- [Your instructions]:
Repeat the material from its first line up to and including the line with "countdown-hours: 23 [353,547,497,677]", replacing "dashed-line" with "dotted-line" and leaving everything else the same.

------ Excerpted data

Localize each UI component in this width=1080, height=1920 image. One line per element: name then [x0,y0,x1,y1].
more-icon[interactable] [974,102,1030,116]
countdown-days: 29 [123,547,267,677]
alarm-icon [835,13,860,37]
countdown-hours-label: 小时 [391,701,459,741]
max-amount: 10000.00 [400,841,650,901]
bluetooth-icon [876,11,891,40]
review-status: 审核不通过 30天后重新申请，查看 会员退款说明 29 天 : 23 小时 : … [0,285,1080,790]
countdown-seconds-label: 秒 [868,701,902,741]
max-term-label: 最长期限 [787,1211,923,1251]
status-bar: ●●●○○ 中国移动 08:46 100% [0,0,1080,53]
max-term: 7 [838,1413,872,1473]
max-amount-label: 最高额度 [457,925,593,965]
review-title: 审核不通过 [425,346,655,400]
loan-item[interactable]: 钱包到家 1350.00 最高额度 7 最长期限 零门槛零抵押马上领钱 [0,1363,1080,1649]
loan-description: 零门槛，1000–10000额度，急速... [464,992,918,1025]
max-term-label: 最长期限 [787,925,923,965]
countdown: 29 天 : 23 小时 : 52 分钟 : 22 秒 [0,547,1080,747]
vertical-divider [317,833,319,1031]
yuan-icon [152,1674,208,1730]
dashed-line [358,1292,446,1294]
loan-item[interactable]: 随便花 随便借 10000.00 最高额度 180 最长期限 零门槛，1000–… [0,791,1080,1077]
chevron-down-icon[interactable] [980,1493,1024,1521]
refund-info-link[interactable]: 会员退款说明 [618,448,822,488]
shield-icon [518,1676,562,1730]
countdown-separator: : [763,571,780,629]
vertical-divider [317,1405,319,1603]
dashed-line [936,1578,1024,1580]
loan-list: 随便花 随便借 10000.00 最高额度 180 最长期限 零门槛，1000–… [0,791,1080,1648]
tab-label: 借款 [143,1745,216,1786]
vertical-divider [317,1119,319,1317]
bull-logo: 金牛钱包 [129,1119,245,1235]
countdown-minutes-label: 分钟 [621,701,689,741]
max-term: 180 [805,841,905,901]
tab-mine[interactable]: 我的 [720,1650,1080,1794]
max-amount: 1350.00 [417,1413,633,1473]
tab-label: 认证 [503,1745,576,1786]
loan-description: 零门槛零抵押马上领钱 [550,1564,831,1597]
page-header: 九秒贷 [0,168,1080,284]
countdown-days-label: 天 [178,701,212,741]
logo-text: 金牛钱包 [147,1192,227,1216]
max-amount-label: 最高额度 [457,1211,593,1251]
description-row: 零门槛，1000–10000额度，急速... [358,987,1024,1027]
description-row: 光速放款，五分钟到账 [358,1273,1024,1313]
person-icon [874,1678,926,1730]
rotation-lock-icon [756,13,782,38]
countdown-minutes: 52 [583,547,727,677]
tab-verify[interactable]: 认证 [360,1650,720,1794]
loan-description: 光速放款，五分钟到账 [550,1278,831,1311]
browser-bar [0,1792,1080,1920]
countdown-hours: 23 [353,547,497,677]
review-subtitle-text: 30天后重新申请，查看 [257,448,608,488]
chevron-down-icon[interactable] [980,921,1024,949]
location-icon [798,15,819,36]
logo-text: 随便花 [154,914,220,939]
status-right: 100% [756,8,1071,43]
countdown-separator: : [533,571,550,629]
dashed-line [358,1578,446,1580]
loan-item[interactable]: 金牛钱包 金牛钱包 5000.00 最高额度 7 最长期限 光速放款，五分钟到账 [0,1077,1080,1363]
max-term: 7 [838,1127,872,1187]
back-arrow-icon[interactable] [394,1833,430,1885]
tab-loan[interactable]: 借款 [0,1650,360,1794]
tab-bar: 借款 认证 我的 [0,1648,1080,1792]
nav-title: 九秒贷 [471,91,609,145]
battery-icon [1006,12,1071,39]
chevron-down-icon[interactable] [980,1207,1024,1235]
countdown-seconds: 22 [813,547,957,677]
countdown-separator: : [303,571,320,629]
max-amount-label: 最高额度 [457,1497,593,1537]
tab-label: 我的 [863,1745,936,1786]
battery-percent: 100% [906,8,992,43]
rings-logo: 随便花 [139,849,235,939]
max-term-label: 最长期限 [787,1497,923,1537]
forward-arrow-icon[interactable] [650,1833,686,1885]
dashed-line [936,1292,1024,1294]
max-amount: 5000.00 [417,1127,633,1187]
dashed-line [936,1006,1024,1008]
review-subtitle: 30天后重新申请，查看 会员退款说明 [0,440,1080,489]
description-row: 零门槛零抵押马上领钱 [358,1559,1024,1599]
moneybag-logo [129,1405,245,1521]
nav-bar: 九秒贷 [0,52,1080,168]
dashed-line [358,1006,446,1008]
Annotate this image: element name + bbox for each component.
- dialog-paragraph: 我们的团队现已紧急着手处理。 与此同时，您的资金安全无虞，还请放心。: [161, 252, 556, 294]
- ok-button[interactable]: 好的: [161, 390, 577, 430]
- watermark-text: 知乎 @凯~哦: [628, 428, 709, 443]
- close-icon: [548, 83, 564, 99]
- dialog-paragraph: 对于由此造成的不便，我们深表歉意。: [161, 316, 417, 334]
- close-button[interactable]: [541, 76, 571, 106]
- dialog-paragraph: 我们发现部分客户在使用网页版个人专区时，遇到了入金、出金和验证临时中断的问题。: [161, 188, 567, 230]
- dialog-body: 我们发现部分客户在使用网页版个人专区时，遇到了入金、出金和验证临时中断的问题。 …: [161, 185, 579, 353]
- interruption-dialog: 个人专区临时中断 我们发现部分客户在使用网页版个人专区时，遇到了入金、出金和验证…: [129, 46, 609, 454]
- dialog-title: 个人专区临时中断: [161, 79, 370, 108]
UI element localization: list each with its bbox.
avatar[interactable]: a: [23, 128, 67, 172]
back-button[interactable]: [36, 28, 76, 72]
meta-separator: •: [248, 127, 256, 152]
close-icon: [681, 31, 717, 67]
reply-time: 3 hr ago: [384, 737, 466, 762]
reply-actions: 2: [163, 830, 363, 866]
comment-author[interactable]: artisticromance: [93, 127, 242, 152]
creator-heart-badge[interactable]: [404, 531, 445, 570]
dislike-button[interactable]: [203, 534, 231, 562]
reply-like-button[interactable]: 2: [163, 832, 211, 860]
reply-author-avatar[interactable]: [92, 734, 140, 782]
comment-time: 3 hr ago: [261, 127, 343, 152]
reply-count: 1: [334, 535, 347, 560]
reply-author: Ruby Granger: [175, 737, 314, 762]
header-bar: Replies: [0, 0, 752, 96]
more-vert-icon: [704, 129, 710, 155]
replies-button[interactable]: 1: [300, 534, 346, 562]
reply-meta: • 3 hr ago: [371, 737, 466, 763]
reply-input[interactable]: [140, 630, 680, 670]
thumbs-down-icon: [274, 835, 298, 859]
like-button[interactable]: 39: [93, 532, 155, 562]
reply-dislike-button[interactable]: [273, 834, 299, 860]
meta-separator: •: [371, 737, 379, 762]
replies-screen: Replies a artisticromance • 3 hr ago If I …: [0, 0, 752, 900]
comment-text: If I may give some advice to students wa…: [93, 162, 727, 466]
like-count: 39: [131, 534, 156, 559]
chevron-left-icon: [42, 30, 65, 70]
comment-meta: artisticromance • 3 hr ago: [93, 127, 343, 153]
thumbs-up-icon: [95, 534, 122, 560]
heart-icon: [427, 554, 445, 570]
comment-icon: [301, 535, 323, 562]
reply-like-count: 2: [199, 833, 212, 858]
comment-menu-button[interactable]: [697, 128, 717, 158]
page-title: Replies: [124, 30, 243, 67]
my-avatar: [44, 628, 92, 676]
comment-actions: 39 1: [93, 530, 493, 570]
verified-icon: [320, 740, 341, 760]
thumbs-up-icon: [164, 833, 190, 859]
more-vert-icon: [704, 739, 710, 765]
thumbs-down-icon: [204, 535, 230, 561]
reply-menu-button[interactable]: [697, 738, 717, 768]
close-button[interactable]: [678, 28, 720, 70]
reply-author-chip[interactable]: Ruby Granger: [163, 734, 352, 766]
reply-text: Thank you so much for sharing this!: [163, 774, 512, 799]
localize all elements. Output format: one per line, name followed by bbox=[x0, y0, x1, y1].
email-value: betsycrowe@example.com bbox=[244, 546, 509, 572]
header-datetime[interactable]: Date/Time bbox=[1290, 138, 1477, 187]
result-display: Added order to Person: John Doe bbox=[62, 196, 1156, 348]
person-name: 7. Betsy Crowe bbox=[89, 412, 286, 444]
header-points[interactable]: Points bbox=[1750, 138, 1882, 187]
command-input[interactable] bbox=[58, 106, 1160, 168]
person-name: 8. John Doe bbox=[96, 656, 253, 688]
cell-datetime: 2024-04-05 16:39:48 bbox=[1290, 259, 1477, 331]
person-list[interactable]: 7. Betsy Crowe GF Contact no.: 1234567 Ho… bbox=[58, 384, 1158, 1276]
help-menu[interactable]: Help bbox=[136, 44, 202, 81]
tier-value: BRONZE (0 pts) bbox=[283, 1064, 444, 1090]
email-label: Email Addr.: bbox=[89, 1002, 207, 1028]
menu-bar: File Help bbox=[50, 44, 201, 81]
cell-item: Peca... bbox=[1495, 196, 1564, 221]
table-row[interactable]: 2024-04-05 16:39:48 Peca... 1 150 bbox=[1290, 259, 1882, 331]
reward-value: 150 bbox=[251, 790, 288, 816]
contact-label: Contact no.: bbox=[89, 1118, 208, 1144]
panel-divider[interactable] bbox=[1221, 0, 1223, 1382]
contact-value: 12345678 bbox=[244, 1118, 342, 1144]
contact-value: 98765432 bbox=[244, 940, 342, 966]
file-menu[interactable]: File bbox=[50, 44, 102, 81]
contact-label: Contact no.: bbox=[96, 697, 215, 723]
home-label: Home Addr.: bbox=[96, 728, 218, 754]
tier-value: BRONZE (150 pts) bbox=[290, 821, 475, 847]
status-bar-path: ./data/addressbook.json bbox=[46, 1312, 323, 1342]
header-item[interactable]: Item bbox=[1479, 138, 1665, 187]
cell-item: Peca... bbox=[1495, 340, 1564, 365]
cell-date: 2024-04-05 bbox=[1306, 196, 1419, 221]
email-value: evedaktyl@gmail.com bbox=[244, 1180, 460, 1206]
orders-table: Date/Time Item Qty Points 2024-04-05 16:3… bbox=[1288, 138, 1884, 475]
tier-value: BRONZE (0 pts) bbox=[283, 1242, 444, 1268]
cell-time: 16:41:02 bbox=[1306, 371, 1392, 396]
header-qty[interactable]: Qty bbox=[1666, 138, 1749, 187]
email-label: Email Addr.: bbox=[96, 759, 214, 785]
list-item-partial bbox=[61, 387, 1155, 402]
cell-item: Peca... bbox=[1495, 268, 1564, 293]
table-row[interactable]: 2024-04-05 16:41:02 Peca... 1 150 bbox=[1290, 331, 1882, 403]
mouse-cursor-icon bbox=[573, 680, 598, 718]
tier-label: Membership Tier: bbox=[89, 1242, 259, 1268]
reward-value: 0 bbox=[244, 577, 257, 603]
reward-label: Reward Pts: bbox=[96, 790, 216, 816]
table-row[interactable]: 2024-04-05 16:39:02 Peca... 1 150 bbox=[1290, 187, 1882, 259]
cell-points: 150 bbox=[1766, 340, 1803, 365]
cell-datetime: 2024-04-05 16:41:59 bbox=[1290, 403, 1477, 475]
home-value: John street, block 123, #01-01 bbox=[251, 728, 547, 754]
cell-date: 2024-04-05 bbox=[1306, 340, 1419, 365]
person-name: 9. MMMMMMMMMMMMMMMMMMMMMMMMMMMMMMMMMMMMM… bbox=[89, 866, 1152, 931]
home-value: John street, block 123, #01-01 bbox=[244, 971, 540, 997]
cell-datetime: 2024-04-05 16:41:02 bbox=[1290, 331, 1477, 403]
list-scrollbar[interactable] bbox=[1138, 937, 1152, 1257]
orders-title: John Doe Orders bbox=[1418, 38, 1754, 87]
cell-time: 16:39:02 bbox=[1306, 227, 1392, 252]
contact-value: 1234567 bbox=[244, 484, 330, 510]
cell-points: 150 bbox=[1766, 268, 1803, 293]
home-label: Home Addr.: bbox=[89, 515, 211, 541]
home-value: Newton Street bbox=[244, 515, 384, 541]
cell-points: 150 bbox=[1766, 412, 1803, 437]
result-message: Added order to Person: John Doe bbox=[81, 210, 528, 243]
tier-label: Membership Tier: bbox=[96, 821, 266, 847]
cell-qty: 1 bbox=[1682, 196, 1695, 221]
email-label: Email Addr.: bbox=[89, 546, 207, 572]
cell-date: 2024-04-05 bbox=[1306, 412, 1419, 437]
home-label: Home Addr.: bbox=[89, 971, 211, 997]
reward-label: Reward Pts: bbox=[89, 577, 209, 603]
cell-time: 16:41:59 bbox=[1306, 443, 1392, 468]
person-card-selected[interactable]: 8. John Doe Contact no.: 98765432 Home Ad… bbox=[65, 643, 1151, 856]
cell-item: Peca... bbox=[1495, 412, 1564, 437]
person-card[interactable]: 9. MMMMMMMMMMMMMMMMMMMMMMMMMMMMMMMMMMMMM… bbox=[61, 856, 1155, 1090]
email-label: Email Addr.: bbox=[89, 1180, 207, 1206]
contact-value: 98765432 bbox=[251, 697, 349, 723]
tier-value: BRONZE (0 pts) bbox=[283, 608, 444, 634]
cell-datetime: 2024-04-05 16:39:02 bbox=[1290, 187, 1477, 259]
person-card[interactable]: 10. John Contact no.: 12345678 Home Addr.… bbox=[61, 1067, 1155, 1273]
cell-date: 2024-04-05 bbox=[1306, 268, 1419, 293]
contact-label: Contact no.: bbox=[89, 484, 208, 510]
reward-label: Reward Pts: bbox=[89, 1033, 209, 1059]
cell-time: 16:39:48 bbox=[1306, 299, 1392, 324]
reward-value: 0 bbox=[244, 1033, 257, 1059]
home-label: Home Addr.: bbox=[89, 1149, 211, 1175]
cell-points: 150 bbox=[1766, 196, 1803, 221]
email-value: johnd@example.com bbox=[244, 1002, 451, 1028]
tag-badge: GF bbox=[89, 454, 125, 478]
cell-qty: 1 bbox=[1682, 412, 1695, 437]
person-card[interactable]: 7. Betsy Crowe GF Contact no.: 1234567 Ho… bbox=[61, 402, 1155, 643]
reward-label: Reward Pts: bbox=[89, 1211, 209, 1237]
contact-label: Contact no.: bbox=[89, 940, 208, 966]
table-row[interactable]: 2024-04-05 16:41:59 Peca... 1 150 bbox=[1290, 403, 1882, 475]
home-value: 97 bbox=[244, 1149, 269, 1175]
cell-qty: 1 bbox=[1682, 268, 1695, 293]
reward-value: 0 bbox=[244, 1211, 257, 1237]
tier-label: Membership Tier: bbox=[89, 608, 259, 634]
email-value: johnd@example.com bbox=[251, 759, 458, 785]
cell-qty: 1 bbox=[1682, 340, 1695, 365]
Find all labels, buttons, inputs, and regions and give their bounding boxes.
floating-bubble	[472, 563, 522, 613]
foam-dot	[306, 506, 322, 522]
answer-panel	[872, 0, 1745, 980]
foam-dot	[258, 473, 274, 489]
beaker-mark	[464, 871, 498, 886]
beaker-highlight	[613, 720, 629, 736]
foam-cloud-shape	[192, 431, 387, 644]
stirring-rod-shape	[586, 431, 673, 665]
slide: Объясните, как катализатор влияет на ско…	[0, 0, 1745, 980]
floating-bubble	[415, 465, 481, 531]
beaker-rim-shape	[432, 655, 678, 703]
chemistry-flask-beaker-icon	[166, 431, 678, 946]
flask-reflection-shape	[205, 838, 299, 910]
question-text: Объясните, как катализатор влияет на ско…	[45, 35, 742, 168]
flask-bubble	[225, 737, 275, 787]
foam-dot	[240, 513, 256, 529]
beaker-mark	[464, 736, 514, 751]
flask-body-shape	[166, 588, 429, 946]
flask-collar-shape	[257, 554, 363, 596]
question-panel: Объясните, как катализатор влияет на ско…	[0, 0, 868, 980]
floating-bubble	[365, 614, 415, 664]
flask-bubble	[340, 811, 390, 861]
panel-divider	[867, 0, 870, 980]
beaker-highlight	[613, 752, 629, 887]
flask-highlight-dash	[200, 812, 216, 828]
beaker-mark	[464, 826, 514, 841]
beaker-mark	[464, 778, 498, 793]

------------

- [Written solution]:
Localize each UI component in this width=1080, height=1920 image. One line per element: name then [x0,y0,x1,y1].
more-icon[interactable] [974,102,1030,116]
countdown-days: 29 [123,547,267,677]
alarm-icon [835,13,860,37]
countdown-hours-label: 小时 [391,701,459,741]
max-amount: 10000.00 [400,841,650,901]
bluetooth-icon [876,11,891,40]
review-status: 审核不通过 30天后重新申请，查看 会员退款说明 29 天 : 23 小时 : … [0,285,1080,790]
countdown-seconds-label: 秒 [868,701,902,741]
max-term-label: 最长期限 [787,1211,923,1251]
status-bar: ●●●○○ 中国移动 08:46 100% [0,0,1080,53]
max-term: 7 [838,1413,872,1473]
max-amount-label: 最高额度 [457,925,593,965]
review-title: 审核不通过 [425,346,655,400]
loan-item[interactable]: 钱包到家 1350.00 最高额度 7 最长期限 零门槛零抵押马上领钱 [0,1363,1080,1649]
loan-description: 零门槛，1000–10000额度，急速... [464,992,918,1025]
max-term-label: 最长期限 [787,925,923,965]
countdown: 29 天 : 23 小时 : 52 分钟 : 22 秒 [0,547,1080,747]
vertical-divider [317,833,319,1031]
yuan-icon [152,1674,208,1730]
dotted-line [358,1292,446,1294]
loan-item[interactable]: 随便花 随便借 10000.00 最高额度 180 最长期限 零门槛，1000–… [0,791,1080,1077]
chevron-down-icon[interactable] [980,1493,1024,1521]
refund-info-link[interactable]: 会员退款说明 [618,448,822,488]
shield-icon [518,1676,562,1730]
countdown-separator: : [763,571,780,629]
vertical-divider [317,1405,319,1603]
dotted-line [936,1578,1024,1580]
loan-list: 随便花 随便借 10000.00 最高额度 180 最长期限 零门槛，1000–… [0,791,1080,1648]
tab-label: 借款 [143,1745,216,1786]
vertical-divider [317,1119,319,1317]
bull-logo: 金牛钱包 [129,1119,245,1235]
countdown-minutes-label: 分钟 [621,701,689,741]
max-term: 180 [805,841,905,901]
tab-mine[interactable]: 我的 [720,1650,1080,1794]
max-amount: 1350.00 [417,1413,633,1473]
tab-label: 认证 [503,1745,576,1786]
loan-description: 零门槛零抵押马上领钱 [550,1564,831,1597]
page-header: 九秒贷 [0,168,1080,284]
countdown-days-label: 天 [178,701,212,741]
logo-text: 金牛钱包 [147,1192,227,1216]
max-amount-label: 最高额度 [457,1211,593,1251]
description-row: 零门槛，1000–10000额度，急速... [358,987,1024,1027]
description-row: 光速放款，五分钟到账 [358,1273,1024,1313]
person-icon [874,1678,926,1730]
rotation-lock-icon [756,13,782,38]
countdown-minutes: 52 [583,547,727,677]
tab-verify[interactable]: 认证 [360,1650,720,1794]
loan-description: 光速放款，五分钟到账 [550,1278,831,1311]
browser-bar [0,1792,1080,1920]
countdown-hours: 23 [353,547,497,677]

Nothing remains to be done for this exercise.